### WHAT IS BEING ASKED
Extract the records below word for word and ignore the images.

......

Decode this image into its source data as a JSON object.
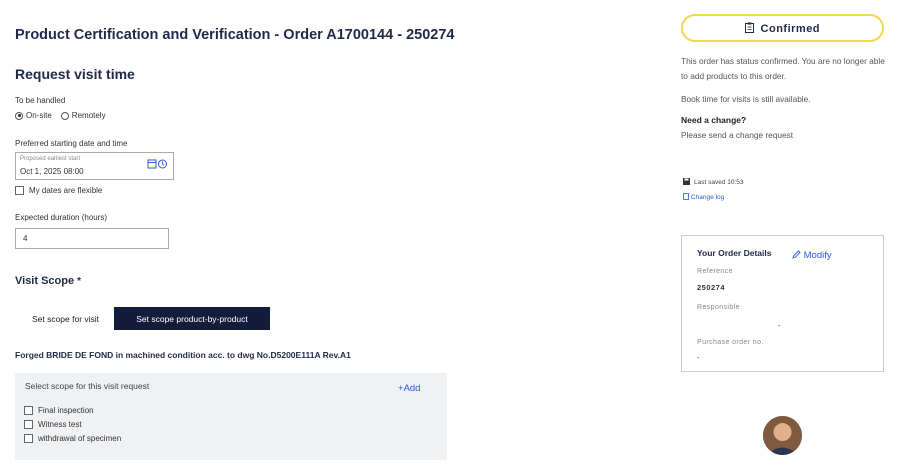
{
  "page": {
    "title": "Product Certification and Verification - Order A1700144 - 250274"
  },
  "visit": {
    "section_title": "Request visit time",
    "handled_label": "To be handled",
    "option_onsite": "On-site",
    "option_remote": "Remotely",
    "selected_option": "On-site",
    "date_label": "Preferred starting date and time",
    "date_placeholder": "Proposed earliest start",
    "date_value": "Oct 1, 2025   08:00",
    "flexible_label": "My dates are flexible",
    "flexible_checked": false,
    "duration_label": "Expected duration (hours)",
    "duration_value": "4"
  },
  "scope": {
    "title": "Visit Scope",
    "required_marker": "*",
    "tab_visit": "Set scope for visit",
    "tab_product": "Set scope product-by-product",
    "active_tab": "Set scope product-by-product",
    "product_title": "Forged BRIDE DE FOND in machined condition acc. to dwg No.D5200E111A Rev.A1",
    "select_label": "Select scope for this visit request",
    "add_label": "Add",
    "items": [
      {
        "label": "Final inspection",
        "checked": false
      },
      {
        "label": "Witness test",
        "checked": false
      },
      {
        "label": "withdrawal of specimen",
        "checked": false
      }
    ]
  },
  "status": {
    "label": "Confirmed",
    "description": "This order has status confirmed. You are no longer able to add products to this order.",
    "book_time": "Book time for visits is still available.",
    "need_change_title": "Need a change?",
    "need_change_text": "Please send a change request",
    "last_saved": "Last saved 10:53",
    "change_log": "Change log"
  },
  "order_details": {
    "title": "Your Order Details",
    "modify_label": "Modify",
    "reference_label": "Reference",
    "reference_value": "250274",
    "responsible_label": "Responsible",
    "responsible_value": "-",
    "po_label": "Purchase order no.",
    "po_value": "-"
  },
  "colors": {
    "accent_blue": "#2a5bd7",
    "dark_navy": "#131c3b",
    "confirmed_border": "#f3d64b"
  }
}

......

### EXERCISE RESULT
Decode this image into its source data as a JSON object.
{
  "page": {
    "title": "Product Certification and Verification - Order A1700144 - 250274"
  },
  "visit": {
    "section_title": "Request visit time",
    "handled_label": "To be handled",
    "option_onsite": "On-site",
    "option_remote": "Remotely",
    "selected_option": "On-site",
    "date_label": "Preferred starting date and time",
    "date_placeholder": "Proposed earliest start",
    "date_value": "Oct 1, 2025   08:00",
    "flexible_label": "My dates are flexible",
    "flexible_checked": false,
    "duration_label": "Expected duration (hours)",
    "duration_value": "4"
  },
  "scope": {
    "title": "Visit Scope",
    "required_marker": "*",
    "tab_visit": "Set scope for visit",
    "tab_product": "Set scope product-by-product",
    "active_tab": "Set scope product-by-product",
    "product_title": "Forged BRIDE DE FOND in machined condition acc. to dwg No.D5200E111A Rev.A1",
    "select_label": "Select scope for this visit request",
    "add_label": "Add",
    "items": [
      {
        "label": "Final inspection",
        "checked": false
      },
      {
        "label": "Witness test",
        "checked": false
      },
      {
        "label": "withdrawal of specimen",
        "checked": false
      }
    ]
  },
  "status": {
    "label": "Confirmed",
    "description": "This order has status confirmed. You are no longer able to add products to this order.",
    "book_time": "Book time for visits is still available.",
    "need_change_title": "Need a change?",
    "need_change_text": "Please send a change request",
    "last_saved": "Last saved 10:53",
    "change_log": "Change log"
  },
  "order_details": {
    "title": "Your Order Details",
    "modify_label": "Modify",
    "reference_label": "Reference",
    "reference_value": "250274",
    "responsible_label": "Responsible",
    "responsible_value": "-",
    "po_label": "Purchase order no.",
    "po_value": "-"
  },
  "colors": {
    "accent_blue": "#2a5bd7",
    "dark_navy": "#131c3b",
    "confirmed_border": "#f3d64b"
  }
}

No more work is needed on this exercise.